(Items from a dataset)
##############################

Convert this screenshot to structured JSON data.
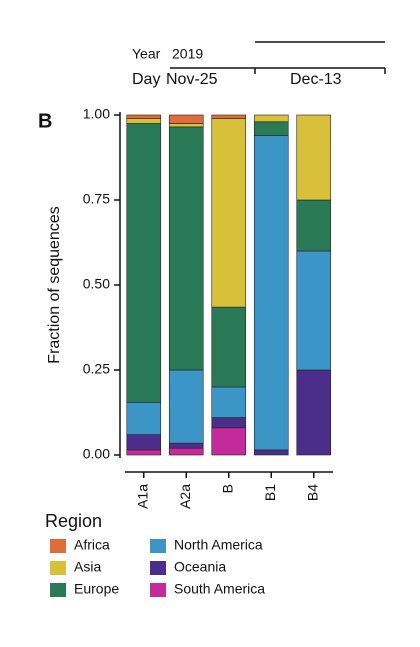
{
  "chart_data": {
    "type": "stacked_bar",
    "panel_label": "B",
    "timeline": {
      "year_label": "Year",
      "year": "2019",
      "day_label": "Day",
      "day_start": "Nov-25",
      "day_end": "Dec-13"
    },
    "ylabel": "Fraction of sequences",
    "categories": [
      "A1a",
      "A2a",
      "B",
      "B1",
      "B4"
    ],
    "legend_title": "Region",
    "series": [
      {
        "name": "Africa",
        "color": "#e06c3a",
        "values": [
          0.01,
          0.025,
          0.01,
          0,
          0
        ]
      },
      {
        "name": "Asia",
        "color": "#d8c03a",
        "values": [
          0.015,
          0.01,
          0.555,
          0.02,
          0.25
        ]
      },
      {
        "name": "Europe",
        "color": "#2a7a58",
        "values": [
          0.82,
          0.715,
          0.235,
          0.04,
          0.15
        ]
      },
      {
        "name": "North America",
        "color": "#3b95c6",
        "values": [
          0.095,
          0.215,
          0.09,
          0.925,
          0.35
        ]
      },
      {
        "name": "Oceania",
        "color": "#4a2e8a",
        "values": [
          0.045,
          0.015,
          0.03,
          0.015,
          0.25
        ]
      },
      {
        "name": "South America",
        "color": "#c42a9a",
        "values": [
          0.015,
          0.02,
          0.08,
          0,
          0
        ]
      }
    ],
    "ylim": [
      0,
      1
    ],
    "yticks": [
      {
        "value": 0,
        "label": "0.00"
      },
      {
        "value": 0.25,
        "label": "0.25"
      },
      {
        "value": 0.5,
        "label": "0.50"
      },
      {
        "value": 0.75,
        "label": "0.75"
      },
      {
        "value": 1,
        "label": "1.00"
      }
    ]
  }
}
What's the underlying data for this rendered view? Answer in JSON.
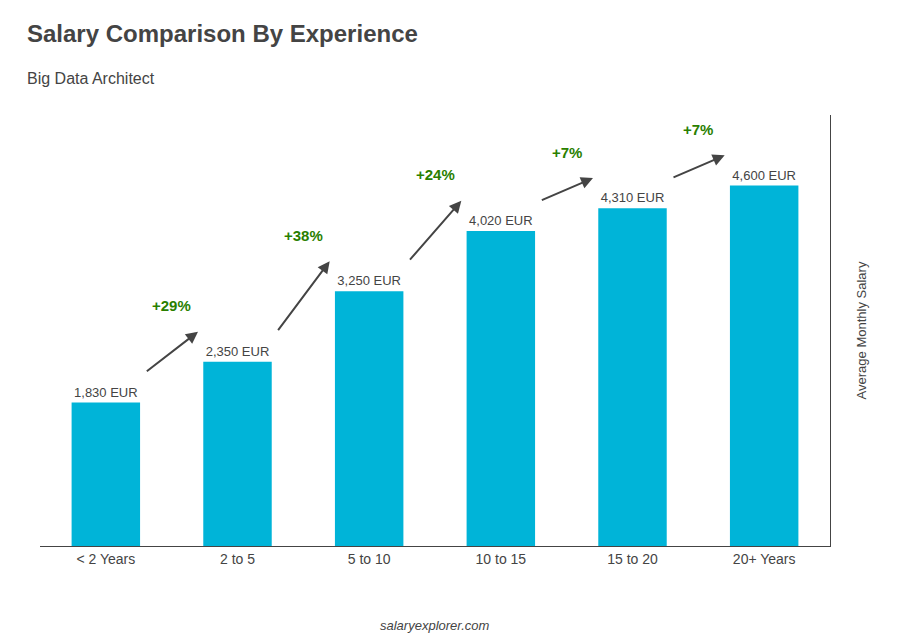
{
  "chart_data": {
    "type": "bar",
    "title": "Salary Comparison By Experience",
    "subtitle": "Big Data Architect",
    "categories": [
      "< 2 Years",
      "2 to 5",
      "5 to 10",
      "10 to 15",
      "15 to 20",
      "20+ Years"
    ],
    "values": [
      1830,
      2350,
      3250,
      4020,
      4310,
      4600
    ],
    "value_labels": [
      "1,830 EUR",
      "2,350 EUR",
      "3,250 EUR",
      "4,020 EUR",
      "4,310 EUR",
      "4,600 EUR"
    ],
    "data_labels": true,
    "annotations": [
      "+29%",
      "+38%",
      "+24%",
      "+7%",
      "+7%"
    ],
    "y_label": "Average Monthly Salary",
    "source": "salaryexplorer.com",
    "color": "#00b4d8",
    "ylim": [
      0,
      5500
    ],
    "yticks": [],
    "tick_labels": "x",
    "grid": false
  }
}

##############################

◆ EXERCISE AIM
Reproduce all of the entries word for word, skipping any pictures they hold.

◆ WRITTEN SOLUTION
Convert this screenshot to structured JSON data.
{
  "chart_data": {
    "type": "stacked_bar",
    "panel_label": "B",
    "timeline": {
      "year_label": "Year",
      "year": "2019",
      "day_label": "Day",
      "day_start": "Nov-25",
      "day_end": "Dec-13"
    },
    "ylabel": "Fraction of sequences",
    "categories": [
      "A1a",
      "A2a",
      "B",
      "B1",
      "B4"
    ],
    "legend_title": "Region",
    "series": [
      {
        "name": "Africa",
        "color": "#e06c3a",
        "values": [
          0.01,
          0.025,
          0.01,
          0,
          0
        ]
      },
      {
        "name": "Asia",
        "color": "#d8c03a",
        "values": [
          0.015,
          0.01,
          0.555,
          0.02,
          0.25
        ]
      },
      {
        "name": "Europe",
        "color": "#2a7a58",
        "values": [
          0.82,
          0.715,
          0.235,
          0.04,
          0.15
        ]
      },
      {
        "name": "North America",
        "color": "#3b95c6",
        "values": [
          0.095,
          0.215,
          0.09,
          0.925,
          0.35
        ]
      },
      {
        "name": "Oceania",
        "color": "#4a2e8a",
        "values": [
          0.045,
          0.015,
          0.03,
          0.015,
          0.25
        ]
      },
      {
        "name": "South America",
        "color": "#c42a9a",
        "values": [
          0.015,
          0.02,
          0.08,
          0,
          0
        ]
      }
    ],
    "ylim": [
      0,
      1
    ],
    "yticks": [
      {
        "value": 0,
        "label": "0.00"
      },
      {
        "value": 0.25,
        "label": "0.25"
      },
      {
        "value": 0.5,
        "label": "0.50"
      },
      {
        "value": 0.75,
        "label": "0.75"
      },
      {
        "value": 1,
        "label": "1.00"
      }
    ]
  }
}
What's the underlying data for this rendered view? Answer in JSON.
{
  "chart_data": {
    "type": "bar",
    "title": "Salary Comparison By Experience",
    "subtitle": "Big Data Architect",
    "categories": [
      "< 2 Years",
      "2 to 5",
      "5 to 10",
      "10 to 15",
      "15 to 20",
      "20+ Years"
    ],
    "values": [
      1830,
      2350,
      3250,
      4020,
      4310,
      4600
    ],
    "value_labels": [
      "1,830 EUR",
      "2,350 EUR",
      "3,250 EUR",
      "4,020 EUR",
      "4,310 EUR",
      "4,600 EUR"
    ],
    "data_labels": true,
    "annotations": [
      "+29%",
      "+38%",
      "+24%",
      "+7%",
      "+7%"
    ],
    "y_label": "Average Monthly Salary",
    "source": "salaryexplorer.com",
    "color": "#00b4d8",
    "ylim": [
      0,
      5500
    ],
    "yticks": [],
    "tick_labels": "x",
    "grid": false
  }
}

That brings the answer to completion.